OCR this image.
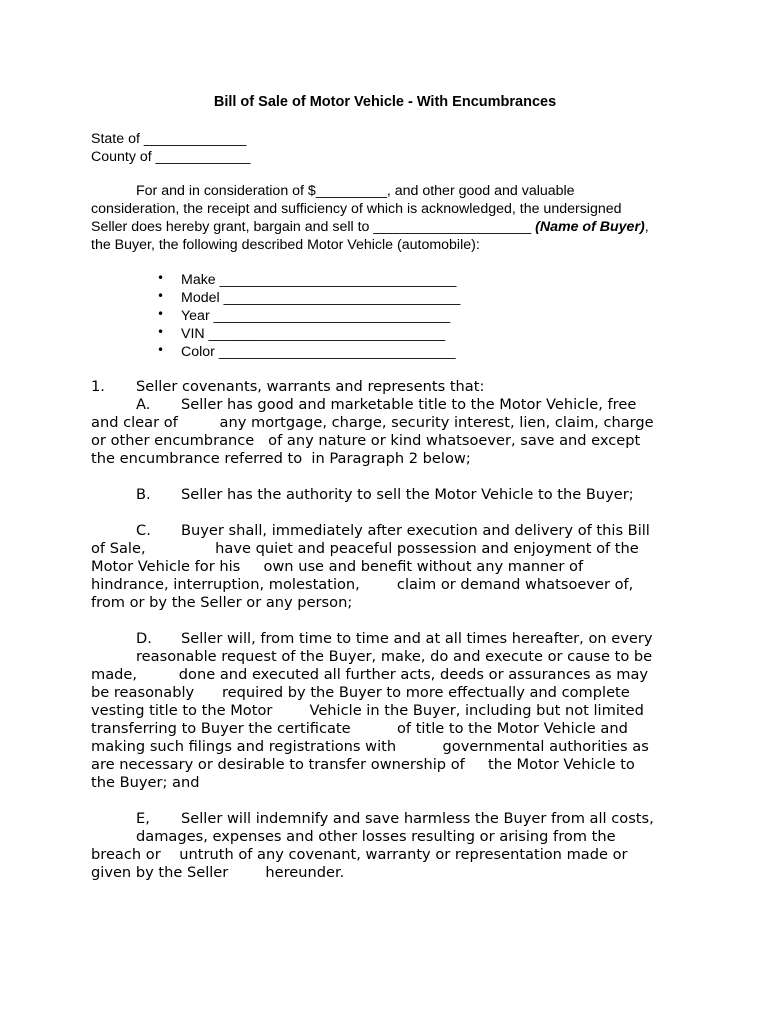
Bill of Sale of Motor Vehicle - With Encumbrances
State of _____________
County of ____________
For and in consideration of $_________, and other good and valuable
consideration, the receipt and sufficiency of which is acknowledged, the undersigned
Seller does hereby grant, bargain and sell to ____________________ (Name of Buyer),
the Buyer, the following described Motor Vehicle (automobile):
• Make ______________________________
• Model ______________________________
• Year ______________________________
• VIN ______________________________
• Color ______________________________
1. Seller covenants, warrants and represents that:
A. Seller has good and marketable title to the Motor Vehicle, free
and clear of         any mortgage, charge, security interest, lien, claim, charge
or other encumbrance   of any nature or kind whatsoever, save and except
the encumbrance referred to  in Paragraph 2 below;
B. Seller has the authority to sell the Motor Vehicle to the Buyer;
C. Buyer shall, immediately after execution and delivery of this Bill
of Sale,               have quiet and peaceful possession and enjoyment of the
Motor Vehicle for his     own use and benefit without any manner of
hindrance, interruption, molestation,        claim or demand whatsoever of,
from or by the Seller or any person;
D. Seller will, from time to time and at all times hereafter, on every
reasonable request of the Buyer, make, do and execute or cause to be
made,         done and executed all further acts, deeds or assurances as may
be reasonably      required by the Buyer to more effectually and complete
vesting title to the Motor        Vehicle in the Buyer, including but not limited
transferring to Buyer the certificate          of title to the Motor Vehicle and
making such filings and registrations with          governmental authorities as
are necessary or desirable to transfer ownership of     the Motor Vehicle to
the Buyer; and
E, Seller will indemnify and save harmless the Buyer from all costs,
damages, expenses and other losses resulting or arising from the
breach or    untruth of any covenant, warranty or representation made or
given by the Seller        hereunder.
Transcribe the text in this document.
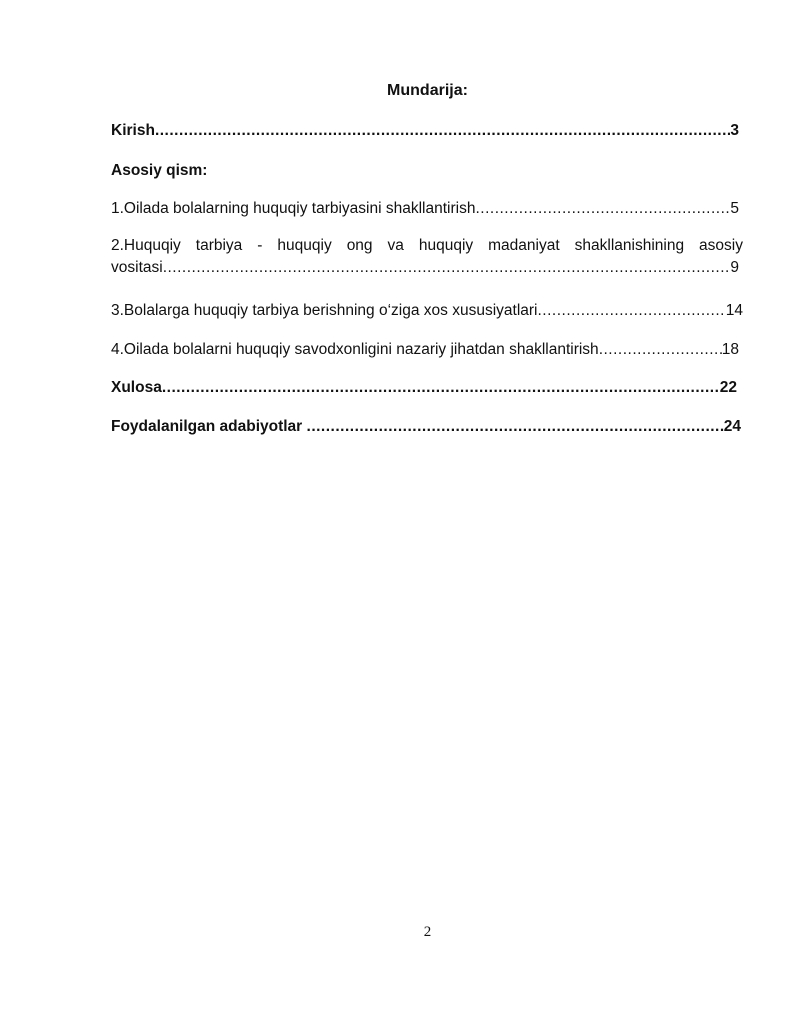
Mundarija:
Kirish .....	3
Asosiy qism:
1.Oilada bolalarning huquqiy tarbiyasini shakllantirish .....	5
2.Huquqiy tarbiya - huquqiy ong va huquqiy madaniyat shakllanishining asosiy
vositasi .....	9
3.Bolalarga huquqiy tarbiya berishning o‘ziga xos xususiyatlari .....	14
4.Oilada bolalarni huquqiy savodxonligini nazariy jihatdan shakllantirish .....	18
Xulosa .....	22
Foydalanilgan adabiyotlar .....	24
2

********************

Leave out the pictures and print each record exactly as it stands.

OCR this image.
Bill of Sale of Motor Vehicle - With Encumbrances
State of _____________
County of ____________
For and in consideration of $_________, and other good and valuable
consideration, the receipt and sufficiency of which is acknowledged, the undersigned
Seller does hereby grant, bargain and sell to ____________________ (Name of Buyer),
the Buyer, the following described Motor Vehicle (automobile):
• Make ______________________________
• Model ______________________________
• Year ______________________________
• VIN ______________________________
• Color ______________________________
1. Seller covenants, warrants and represents that:
A. Seller has good and marketable title to the Motor Vehicle, free
and clear of         any mortgage, charge, security interest, lien, claim, charge
or other encumbrance   of any nature or kind whatsoever, save and except
the encumbrance referred to  in Paragraph 2 below;
B. Seller has the authority to sell the Motor Vehicle to the Buyer;
C. Buyer shall, immediately after execution and delivery of this Bill
of Sale,               have quiet and peaceful possession and enjoyment of the
Motor Vehicle for his     own use and benefit without any manner of
hindrance, interruption, molestation,        claim or demand whatsoever of,
from or by the Seller or any person;
D. Seller will, from time to time and at all times hereafter, on every
reasonable request of the Buyer, make, do and execute or cause to be
made,         done and executed all further acts, deeds or assurances as may
be reasonably      required by the Buyer to more effectually and complete
vesting title to the Motor        Vehicle in the Buyer, including but not limited
transferring to Buyer the certificate          of title to the Motor Vehicle and
making such filings and registrations with          governmental authorities as
are necessary or desirable to transfer ownership of     the Motor Vehicle to
the Buyer; and
E, Seller will indemnify and save harmless the Buyer from all costs,
damages, expenses and other losses resulting or arising from the
breach or    untruth of any covenant, warranty or representation made or
given by the Seller        hereunder.
Transcribe the text in this document.
Mundarija:
Kirish .....	3
Asosiy qism:
1.Oilada bolalarning huquqiy tarbiyasini shakllantirish .....	5
2.Huquqiy tarbiya - huquqiy ong va huquqiy madaniyat shakllanishining asosiy
vositasi .....	9
3.Bolalarga huquqiy tarbiya berishning o‘ziga xos xususiyatlari .....	14
4.Oilada bolalarni huquqiy savodxonligini nazariy jihatdan shakllantirish .....	18
Xulosa .....	22
Foydalanilgan adabiyotlar .....	24
2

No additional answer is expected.